* Start *

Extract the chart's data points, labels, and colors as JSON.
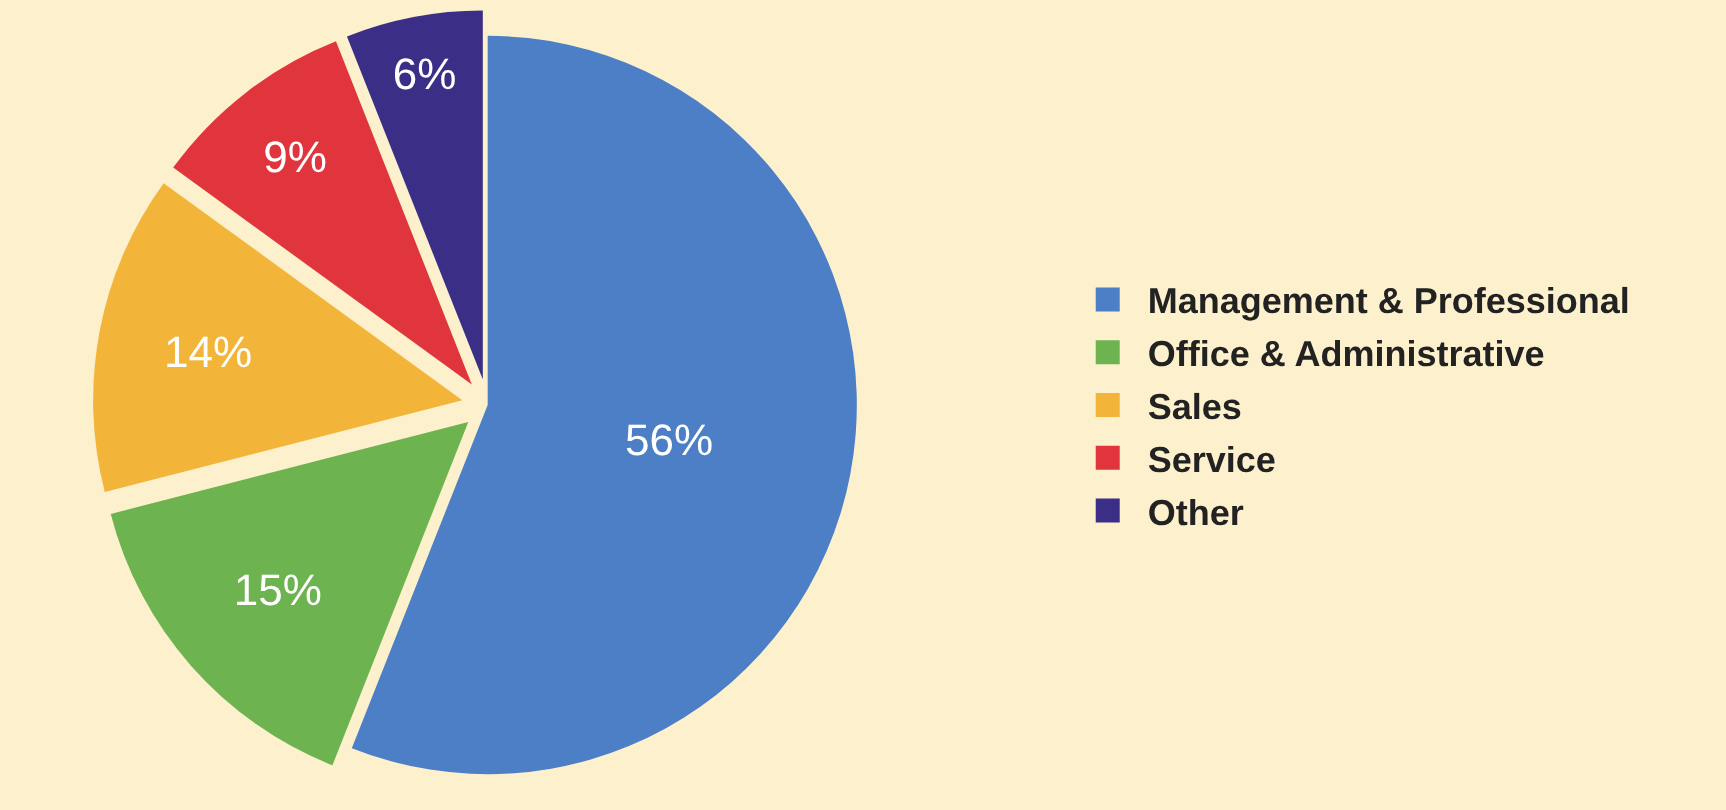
{
  "chart_data": {
    "type": "pie",
    "categories": [
      "Management & Professional",
      "Office & Administrative",
      "Sales",
      "Service",
      "Other"
    ],
    "values": [
      56,
      15,
      14,
      9,
      6
    ],
    "colors": [
      "#4d7fc6",
      "#6db34f",
      "#f2b53a",
      "#e0353c",
      "#3a2e86"
    ],
    "value_labels": [
      "56%",
      "15%",
      "14%",
      "9%",
      "6%"
    ],
    "legend": "right"
  }
}
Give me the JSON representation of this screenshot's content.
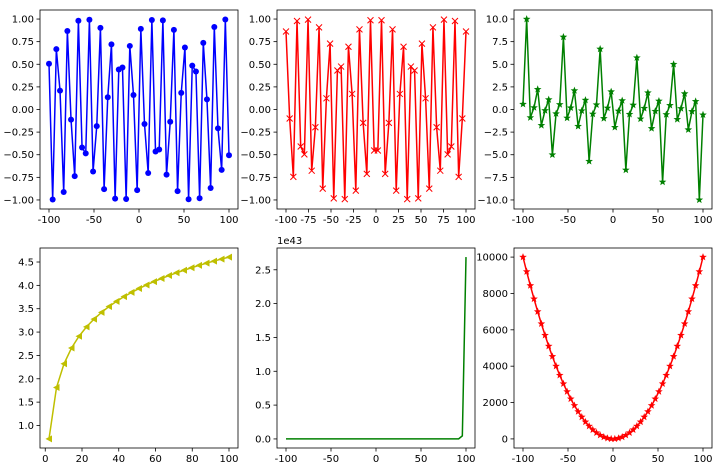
{
  "chart_data": [
    {
      "type": "line",
      "marker": "o",
      "color": "#0000ff",
      "x": [
        -100,
        -95.92,
        -91.84,
        -87.76,
        -83.67,
        -79.59,
        -75.51,
        -71.43,
        -67.35,
        -63.27,
        -59.18,
        -55.1,
        -51.02,
        -46.94,
        -42.86,
        -38.78,
        -34.69,
        -30.61,
        -26.53,
        -22.45,
        -18.37,
        -14.29,
        -10.2,
        -6.12,
        -2.04,
        2.04,
        6.12,
        10.2,
        14.29,
        18.37,
        22.45,
        26.53,
        30.61,
        34.69,
        38.78,
        42.86,
        46.94,
        51.02,
        55.1,
        59.18,
        63.27,
        67.35,
        71.43,
        75.51,
        79.59,
        83.67,
        87.76,
        91.84,
        95.92,
        100
      ],
      "values": [
        0.5064,
        -0.995,
        0.6672,
        0.208,
        -0.9126,
        0.8684,
        -0.1118,
        -0.7366,
        0.9806,
        -0.42,
        -0.4852,
        0.9923,
        -0.6854,
        -0.184,
        0.9023,
        -0.8802,
        0.1359,
        0.72,
        -0.9851,
        0.442,
        0.4637,
        -0.989,
        0.7027,
        0.16,
        -0.8916,
        0.8916,
        -0.16,
        -0.7027,
        0.989,
        -0.4637,
        -0.442,
        0.9851,
        -0.72,
        -0.1359,
        0.8802,
        -0.9023,
        0.184,
        0.6854,
        -0.9923,
        0.4852,
        0.42,
        -0.9806,
        0.7366,
        0.1118,
        -0.8684,
        0.9126,
        -0.208,
        -0.6672,
        0.995,
        -0.5064
      ],
      "xlim": [
        -110,
        110
      ],
      "ylim": [
        -1.1,
        1.1
      ],
      "xticks": [
        -100,
        -50,
        0,
        50,
        100
      ],
      "yticks": [
        {
          "value": -1,
          "label": "−1.00"
        },
        {
          "value": -0.75,
          "label": "−0.75"
        },
        {
          "value": -0.5,
          "label": "−0.50"
        },
        {
          "value": -0.25,
          "label": "−0.25"
        },
        {
          "value": 0,
          "label": "0.00"
        },
        {
          "value": 0.25,
          "label": "0.25"
        },
        {
          "value": 0.5,
          "label": "0.50"
        },
        {
          "value": 0.75,
          "label": "0.75"
        },
        {
          "value": 1,
          "label": "1.00"
        }
      ]
    },
    {
      "type": "line",
      "marker": "x",
      "color": "#ff0000",
      "x": [
        -100,
        -95.92,
        -91.84,
        -87.76,
        -83.67,
        -79.59,
        -75.51,
        -71.43,
        -67.35,
        -63.27,
        -59.18,
        -55.1,
        -51.02,
        -46.94,
        -42.86,
        -38.78,
        -34.69,
        -30.61,
        -26.53,
        -22.45,
        -18.37,
        -14.29,
        -10.2,
        -6.12,
        -2.04,
        2.04,
        6.12,
        10.2,
        14.29,
        18.37,
        22.45,
        26.53,
        30.61,
        34.69,
        38.78,
        42.86,
        46.94,
        51.02,
        55.1,
        59.18,
        63.27,
        67.35,
        71.43,
        75.51,
        79.59,
        83.67,
        87.76,
        91.84,
        95.92,
        100
      ],
      "values": [
        0.8623,
        -0.0996,
        -0.7449,
        0.9781,
        -0.4089,
        -0.4959,
        0.9937,
        -0.6764,
        -0.196,
        0.9075,
        -0.8744,
        0.1239,
        0.7282,
        -0.9829,
        0.4312,
        0.4746,
        -0.9907,
        0.694,
        0.1721,
        -0.897,
        0.886,
        -0.148,
        -0.7115,
        0.9871,
        -0.4529,
        -0.4529,
        0.9871,
        -0.7115,
        -0.148,
        0.886,
        -0.897,
        0.1721,
        0.694,
        -0.9907,
        0.4746,
        0.4312,
        -0.9829,
        0.7282,
        0.1239,
        -0.8744,
        0.9075,
        -0.196,
        -0.6764,
        0.9937,
        -0.4959,
        -0.4089,
        0.9781,
        -0.7449,
        -0.0996,
        0.8623
      ],
      "xlim": [
        -110,
        110
      ],
      "ylim": [
        -1.1,
        1.1
      ],
      "xticks": [
        -100,
        -75,
        -50,
        -25,
        0,
        25,
        50,
        75,
        100
      ],
      "yticks": [
        {
          "value": -1,
          "label": "−1.00"
        },
        {
          "value": -0.75,
          "label": "−0.75"
        },
        {
          "value": -0.5,
          "label": "−0.50"
        },
        {
          "value": -0.25,
          "label": "−0.25"
        },
        {
          "value": 0,
          "label": "0.00"
        },
        {
          "value": 0.25,
          "label": "0.25"
        },
        {
          "value": 0.5,
          "label": "0.50"
        },
        {
          "value": 0.75,
          "label": "0.75"
        },
        {
          "value": 1,
          "label": "1.00"
        }
      ]
    },
    {
      "type": "line",
      "marker": "*",
      "color": "#008000",
      "x": [
        -100,
        -95.92,
        -91.84,
        -87.76,
        -83.67,
        -79.59,
        -75.51,
        -71.43,
        -67.35,
        -63.27,
        -59.18,
        -55.1,
        -51.02,
        -46.94,
        -42.86,
        -38.78,
        -34.69,
        -30.61,
        -26.53,
        -22.45,
        -18.37,
        -14.29,
        -10.2,
        -6.12,
        -2.04,
        2.04,
        6.12,
        10.2,
        14.29,
        18.37,
        22.45,
        26.53,
        30.61,
        34.69,
        38.78,
        42.86,
        46.94,
        51.02,
        55.1,
        59.18,
        63.27,
        67.35,
        71.43,
        75.51,
        79.59,
        83.67,
        87.76,
        91.84,
        95.92,
        100
      ],
      "values": [
        0.5872,
        9.99,
        -0.8957,
        0.2126,
        2.232,
        -1.751,
        -0.1125,
        1.089,
        -5.003,
        -0.4628,
        0.5549,
        8.01,
        -0.9413,
        0.1872,
        2.093,
        -1.855,
        -0.1372,
        1.0375,
        -5.725,
        -0.4928,
        0.5234,
        6.683,
        -0.9877,
        0.1621,
        1.969,
        -1.969,
        -0.1621,
        0.9877,
        -6.683,
        -0.5234,
        0.4928,
        5.725,
        -1.0375,
        0.1372,
        1.855,
        -2.093,
        -0.1872,
        0.9413,
        -8.01,
        -0.5549,
        0.4628,
        5.003,
        -1.089,
        0.1125,
        1.751,
        -2.232,
        -0.2126,
        0.8957,
        -9.99,
        -0.5872
      ],
      "xlim": [
        -110,
        110
      ],
      "ylim": [
        -11,
        11
      ],
      "xticks": [
        -100,
        -50,
        0,
        50,
        100
      ],
      "yticks": [
        {
          "value": -10,
          "label": "−10.0"
        },
        {
          "value": -7.5,
          "label": "−7.5"
        },
        {
          "value": -5,
          "label": "−5.0"
        },
        {
          "value": -2.5,
          "label": "−2.5"
        },
        {
          "value": 0,
          "label": "0.0"
        },
        {
          "value": 2.5,
          "label": "2.5"
        },
        {
          "value": 5,
          "label": "5.0"
        },
        {
          "value": 7.5,
          "label": "7.5"
        },
        {
          "value": 10,
          "label": "10.0"
        }
      ]
    },
    {
      "type": "line",
      "marker": "<",
      "color": "#bfbf00",
      "x": [
        2.04,
        6.12,
        10.2,
        14.29,
        18.37,
        22.45,
        26.53,
        30.61,
        34.69,
        38.78,
        42.86,
        46.94,
        51.02,
        55.1,
        59.18,
        63.27,
        67.35,
        71.43,
        75.51,
        79.59,
        83.67,
        87.76,
        91.84,
        95.92,
        100
      ],
      "values": [
        0.713,
        1.812,
        2.322,
        2.659,
        2.911,
        3.111,
        3.278,
        3.421,
        3.547,
        3.658,
        3.758,
        3.849,
        3.932,
        4.009,
        4.081,
        4.147,
        4.21,
        4.269,
        4.324,
        4.377,
        4.427,
        4.475,
        4.52,
        4.563,
        4.605
      ],
      "xlim": [
        -2.86,
        104.9
      ],
      "ylim": [
        0.518,
        4.8
      ],
      "xticks": [
        0,
        20,
        40,
        60,
        80,
        100
      ],
      "yticks": [
        {
          "value": 1,
          "label": "1.0"
        },
        {
          "value": 1.5,
          "label": "1.5"
        },
        {
          "value": 2,
          "label": "2.0"
        },
        {
          "value": 2.5,
          "label": "2.5"
        },
        {
          "value": 3,
          "label": "3.0"
        },
        {
          "value": 3.5,
          "label": "3.5"
        },
        {
          "value": 4,
          "label": "4.0"
        },
        {
          "value": 4.5,
          "label": "4.5"
        }
      ]
    },
    {
      "type": "line",
      "marker": "none",
      "color": "#008000",
      "offset_text": "1e43",
      "x": [
        -100,
        -95.92,
        -91.84,
        -87.76,
        -83.67,
        -79.59,
        -75.51,
        -71.43,
        -67.35,
        -63.27,
        -59.18,
        -55.1,
        -51.02,
        -46.94,
        -42.86,
        -38.78,
        -34.69,
        -30.61,
        -26.53,
        -22.45,
        -18.37,
        -14.29,
        -10.2,
        -6.12,
        -2.04,
        2.04,
        6.12,
        10.2,
        14.29,
        18.37,
        22.45,
        26.53,
        30.61,
        34.69,
        38.78,
        42.86,
        46.94,
        51.02,
        55.1,
        59.18,
        63.27,
        67.35,
        71.43,
        75.51,
        79.59,
        83.67,
        87.76,
        91.84,
        95.92,
        100
      ],
      "values": [
        0,
        0,
        0,
        0,
        0,
        0,
        0,
        0,
        0,
        0,
        0,
        0,
        0,
        0,
        0,
        0,
        0,
        0,
        0,
        0,
        0,
        0,
        0,
        0,
        0,
        0,
        0,
        0,
        0,
        0,
        0,
        0,
        0,
        0,
        0,
        0,
        0,
        0,
        0,
        0,
        0,
        0,
        0,
        0,
        0,
        0,
        0,
        0.0008,
        0.0454,
        2.688
      ],
      "xlim": [
        -110,
        110
      ],
      "ylim": [
        -0.134,
        2.822
      ],
      "xticks": [
        -100,
        -50,
        0,
        50,
        100
      ],
      "yticks": [
        {
          "value": 0,
          "label": "0.0"
        },
        {
          "value": 0.5,
          "label": "0.5"
        },
        {
          "value": 1,
          "label": "1.0"
        },
        {
          "value": 1.5,
          "label": "1.5"
        },
        {
          "value": 2,
          "label": "2.0"
        },
        {
          "value": 2.5,
          "label": "2.5"
        }
      ]
    },
    {
      "type": "line",
      "marker": "*",
      "color": "#ff0000",
      "x": [
        -100,
        -95.92,
        -91.84,
        -87.76,
        -83.67,
        -79.59,
        -75.51,
        -71.43,
        -67.35,
        -63.27,
        -59.18,
        -55.1,
        -51.02,
        -46.94,
        -42.86,
        -38.78,
        -34.69,
        -30.61,
        -26.53,
        -22.45,
        -18.37,
        -14.29,
        -10.2,
        -6.12,
        -2.04,
        2.04,
        6.12,
        10.2,
        14.29,
        18.37,
        22.45,
        26.53,
        30.61,
        34.69,
        38.78,
        42.86,
        46.94,
        51.02,
        55.1,
        59.18,
        63.27,
        67.35,
        71.43,
        75.51,
        79.59,
        83.67,
        87.76,
        91.84,
        95.92,
        100
      ],
      "values": [
        10000,
        9200.6,
        8434.6,
        7701.8,
        7000.7,
        6334.6,
        5701.8,
        5102.2,
        4536,
        4003.1,
        3502.3,
        3036,
        2603,
        2203.4,
        1836.9,
        1503.9,
        1203.4,
        937,
        703.8,
        504,
        337.5,
        204.2,
        104,
        37.5,
        4.2,
        4.2,
        37.5,
        104,
        204.2,
        337.5,
        504,
        703.8,
        937,
        1203.4,
        1503.9,
        1836.9,
        2203.4,
        2603,
        3036,
        3502.3,
        4003.1,
        4536,
        5102.2,
        5701.8,
        6334.6,
        7000.7,
        7701.8,
        8434.6,
        9200.6,
        10000
      ],
      "xlim": [
        -110,
        110
      ],
      "ylim": [
        -500,
        10500
      ],
      "xticks": [
        -100,
        -50,
        0,
        50,
        100
      ],
      "yticks": [
        0,
        2000,
        4000,
        6000,
        8000,
        10000
      ]
    }
  ]
}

* End *

» Goal
Return every line above that contains the word "JSON".

» Right answer
Extract the chart's data points, labels, and colors as JSON.
Give me the JSON representation of this screenshot's content.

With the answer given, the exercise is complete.